Stored dataset items:
※ ※ ※

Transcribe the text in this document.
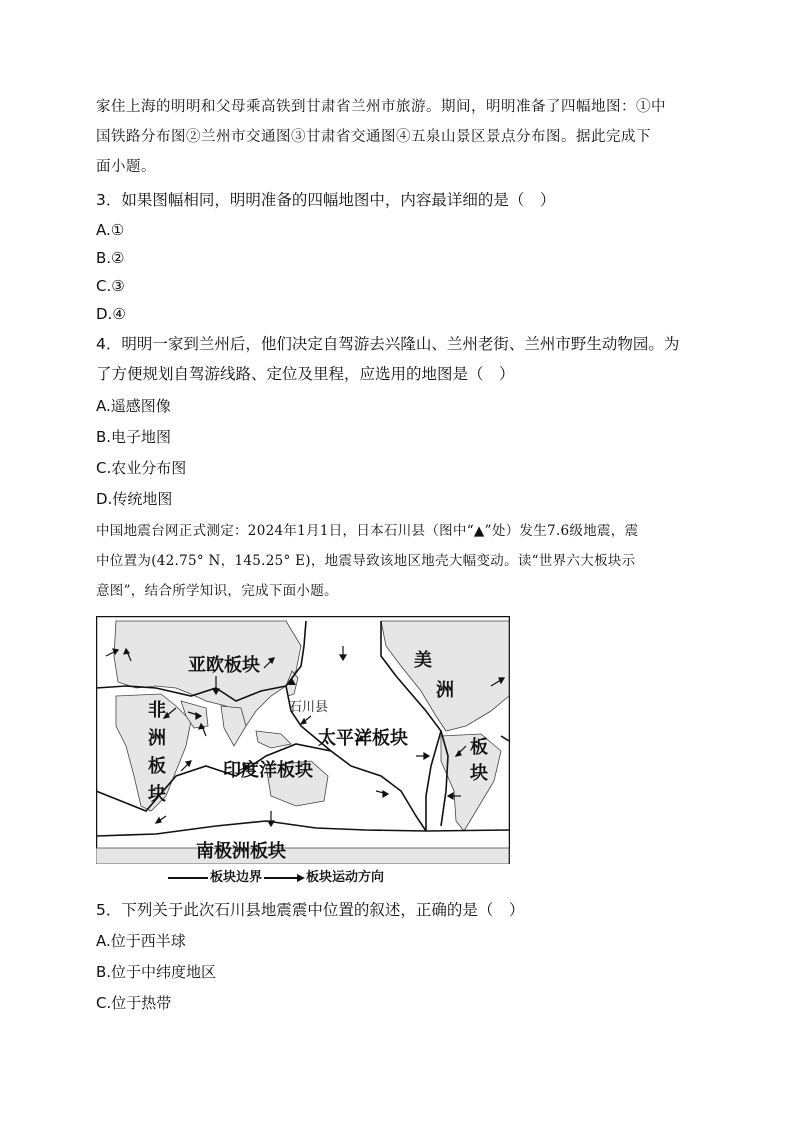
家住上海的明明和父母乘高铁到甘肃省兰州市旅游。期间，明明准备了四幅地图：①中
国铁路分布图②兰州市交通图③甘肃省交通图④五泉山景区景点分布图。据此完成下
面小题。
3．如果图幅相同，明明准备的四幅地图中，内容最详细的是（　）
A.①
B.②
C.③
D.④
4．明明一家到兰州后，他们决定自驾游去兴隆山、兰州老街、兰州市野生动物园。为
了方便规划自驾游线路、定位及里程，应选用的地图是（　）
A.遥感图像
B.电子地图
C.农业分布图
D.传统地图
中国地震台网正式测定：2024年1月1日，日本石川县（图中“▲”处）发生7.6级地震，震
中位置为(42.75° N，145.25° E)，地震导致该地区地壳大幅变动。读“世界六大板块示
意图”，结合所学知识，完成下面小题。
亚欧板块
非
洲
板
块
美
洲
板
块
石川县
太平洋板块
印度洋板块
南极洲板块
板块边界	板块运动方向
5．下列关于此次石川县地震震中位置的叙述，正确的是（　）
A.位于西半球
B.位于中纬度地区
C.位于热带
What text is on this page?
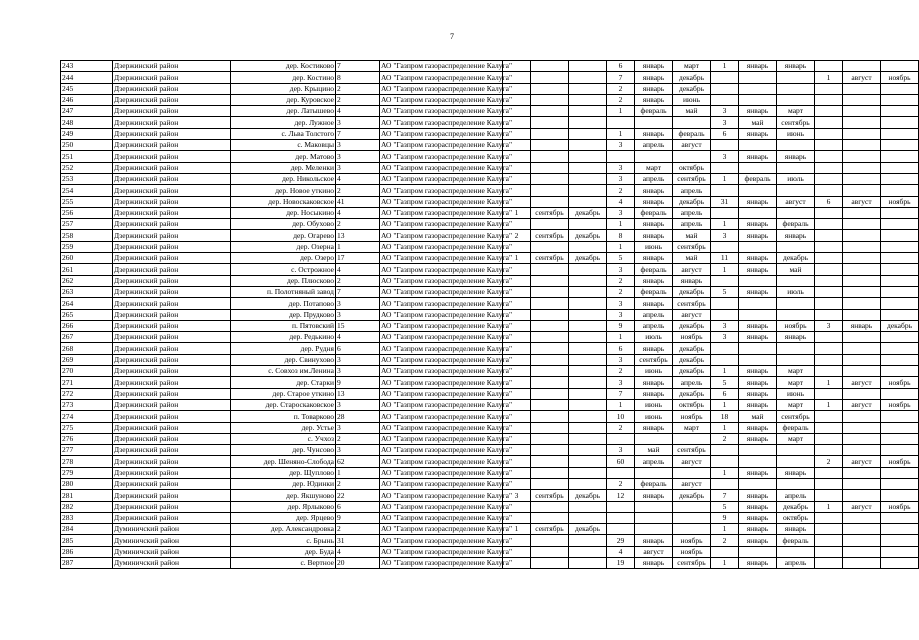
7
243	Дзержинский район	дер. Костиково	7	АО "Газпром газораспределение Калуга"				6	январь	март	1	январь	январь			
244	Дзержинский район	дер. Костино	8	АО "Газпром газораспределение Калуга"				7	январь	декабрь				1	август	ноябрь
245	Дзержинский район	дер. Крыцино	2	АО "Газпром газораспределение Калуга"				2	январь	декабрь						
246	Дзержинский район	дер. Куровское	2	АО "Газпром газораспределение Калуга"				2	январь	июнь						
247	Дзержинский район	дер. Латышево	4	АО "Газпром газораспределение Калуга"				1	февраль	май	3	январь	март			
248	Дзержинский район	дер. Лужное	3	АО "Газпром газораспределение Калуга"							3	май	сентябрь			
249	Дзержинский район	с. Льва Толстого	7	АО "Газпром газораспределение Калуга"				1	январь	февраль	6	январь	июнь			
250	Дзержинский район	с. Маковцы	3	АО "Газпром газораспределение Калуга"				3	апрель	август						
251	Дзержинский район	дер. Матово	3	АО "Газпром газораспределение Калуга"							3	январь	январь			
252	Дзержинский район	дер. Меленки	3	АО "Газпром газораспределение Калуга"				3	март	октябрь						
253	Дзержинский район	дер. Никольское	4	АО "Газпром газораспределение Калуга"				3	апрель	сентябрь	1	февраль	июль			
254	Дзержинский район	дер. Новое уткино	2	АО "Газпром газораспределение Калуга"				2	январь	апрель						
255	Дзержинский район	дер. Новоскаковское	41	АО "Газпром газораспределение Калуга"				4	январь	декабрь	31	январь	август	6	август	ноябрь
256	Дзержинский район	дер. Носыкино	4	АО "Газпром газораспределение Калуга"	1	сентябрь	декабрь	3	февраль	апрель						
257	Дзержинский район	дер. Обухово	2	АО "Газпром газораспределение Калуга"				1	январь	апрель	1	январь	февраль			
258	Дзержинский район	дер. Огарево	13	АО "Газпром газораспределение Калуга"	2	сентябрь	декабрь	8	январь	май	3	январь	январь			
259	Дзержинский район	дер. Озерна	1	АО "Газпром газораспределение Калуга"				1	июнь	сентябрь						
260	Дзержинский район	дер. Озеро	17	АО "Газпром газораспределение Калуга"	1	сентябрь	декабрь	5	январь	май	11	январь	декабрь			
261	Дзержинский район	с. Острожное	4	АО "Газпром газораспределение Калуга"				3	февраль	август	1	январь	май			
262	Дзержинский район	дер. Плюсково	2	АО "Газпром газораспределение Калуга"				2	январь	январь						
263	Дзержинский район	п. Полотняный завод	7	АО "Газпром газораспределение Калуга"				2	февраль	декабрь	5	январь	июль			
264	Дзержинский район	дер. Потапово	3	АО "Газпром газораспределение Калуга"				3	январь	сентябрь						
265	Дзержинский район	дер. Прудково	3	АО "Газпром газораспределение Калуга"				3	апрель	август						
266	Дзержинский район	п. Пятовский	15	АО "Газпром газораспределение Калуга"				9	апрель	декабрь	3	январь	ноябрь	3	январь	декабрь
267	Дзержинский район	дер. Редькино	4	АО "Газпром газораспределение Калуга"				1	июль	ноябрь	3	январь	январь			
268	Дзержинский район	дер. Рудня	6	АО "Газпром газораспределение Калуга"				6	январь	декабрь						
269	Дзержинский район	дер. Свинухово	3	АО "Газпром газораспределение Калуга"				3	сентябрь	декабрь						
270	Дзержинский район	с. Совхоз им.Ленина	3	АО "Газпром газораспределение Калуга"				2	июнь	декабрь	1	январь	март			
271	Дзержинский район	дер. Старки	9	АО "Газпром газораспределение Калуга"				3	январь	апрель	5	январь	март	1	август	ноябрь
272	Дзержинский район	дер. Старое уткино	13	АО "Газпром газораспределение Калуга"				7	январь	декабрь	6	январь	июнь			
273	Дзержинский район	дер. Староскаковское	3	АО "Газпром газораспределение Калуга"				1	июнь	октябрь	1	январь	март	1	август	ноябрь
274	Дзержинский район	п. Товарково	28	АО "Газпром газораспределение Калуга"				10	июнь	ноябрь	18	май	сентябрь			
275	Дзержинский район	дер. Устье	3	АО "Газпром газораспределение Калуга"				2	январь	март	1	январь	февраль			
276	Дзержинский район	с. Учхоз	2	АО "Газпром газораспределение Калуга"							2	январь	март			
277	Дзержинский район	дер. Чунсово	3	АО "Газпром газораспределение Калуга"				3	май	сентябрь						
278	Дзержинский район	дер. Шеняно-Слобода	62	АО "Газпром газораспределение Калуга"				60	апрель	август				2	август	ноябрь
279	Дзержинский район	дер. Щуплово	1	АО "Газпром газораспределение Калуга"							1	январь	январь			
280	Дзержинский район	дер. Юдинки	2	АО "Газпром газораспределение Калуга"				2	февраль	август						
281	Дзержинский район	дер. Якшуново	22	АО "Газпром газораспределение Калуга"	3	сентябрь	декабрь	12	январь	декабрь	7	январь	апрель			
282	Дзержинский район	дер. Ярлыково	6	АО "Газпром газораспределение Калуга"							5	январь	декабрь	1	август	ноябрь
283	Дзержинский район	дер. Ярцево	9	АО "Газпром газораспределение Калуга"							9	январь	октябрь			
284	Думиничский район	дер. Александровка	2	АО "Газпром газораспределение Калуга"	1	сентябрь	декабрь				1	январь	январь			
285	Думиничский район	с. Брынь	31	АО "Газпром газораспределение Калуга"				29	январь	ноябрь	2	январь	февраль			
286	Думиничский район	дер. Буда	4	АО "Газпром газораспределение Калуга"				4	август	ноябрь						
287	Думиничский район	с. Вертное	20	АО "Газпром газораспределение Калуга"				19	январь	сентябрь	1	январь	апрель			
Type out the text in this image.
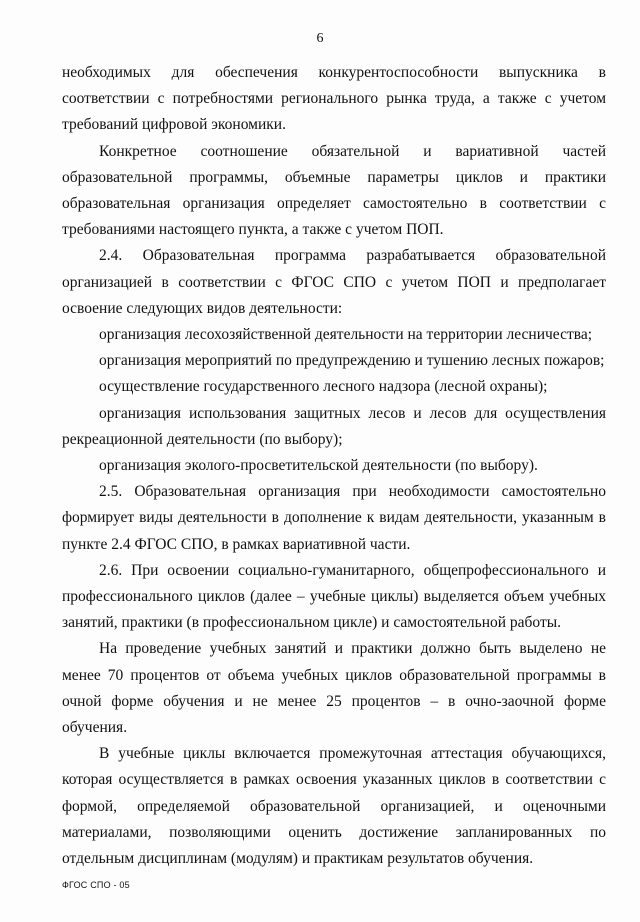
6

необходимых для обеспечения конкурентоспособности выпускника в соответствии с потребностями регионального рынка труда, а также с учетом требований цифровой экономики.

Конкретное соотношение обязательной и вариативной частей образовательной программы, объемные параметры циклов и практики образовательная организация определяет самостоятельно в соответствии с требованиями настоящего пункта, а также с учетом ПОП.

2.4. Образовательная программа разрабатывается образовательной организацией в соответствии с ФГОС СПО с учетом ПОП и предполагает освоение следующих видов деятельности:

организация лесохозяйственной деятельности на территории лесничества;

организация мероприятий по предупреждению и тушению лесных пожаров;

осуществление государственного лесного надзора (лесной охраны);

организация использования защитных лесов и лесов для осуществления рекреационной деятельности (по выбору);

организация эколого-просветительской деятельности (по выбору).

2.5. Образовательная организация при необходимости самостоятельно формирует виды деятельности в дополнение к видам деятельности, указанным в пункте 2.4 ФГОС СПО, в рамках вариативной части.

2.6. При освоении социально-гуманитарного, общепрофессионального и профессионального циклов (далее – учебные циклы) выделяется объем учебных занятий, практики (в профессиональном цикле) и самостоятельной работы.

На проведение учебных занятий и практики должно быть выделено не менее 70 процентов от объема учебных циклов образовательной программы в очной форме обучения и не менее 25 процентов – в очно-заочной форме обучения.

В учебные циклы включается промежуточная аттестация обучающихся, которая осуществляется в рамках освоения указанных циклов в соответствии с формой, определяемой образовательной организацией, и оценочными материалами, позволяющими оценить достижение запланированных по отдельным дисциплинам (модулям) и практикам результатов обучения.

ФГОС СПО - 05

※ ※ ※

[EXERCISE OBJECTIVE]:
Gather all lines from the records above in which "выбору" appears.

[EXERCISE RESPONSE]:
организация использования защитных лесов и лесов для осуществления рекреационной деятельности (по выбору);
организация эколого-просветительской деятельности (по выбору).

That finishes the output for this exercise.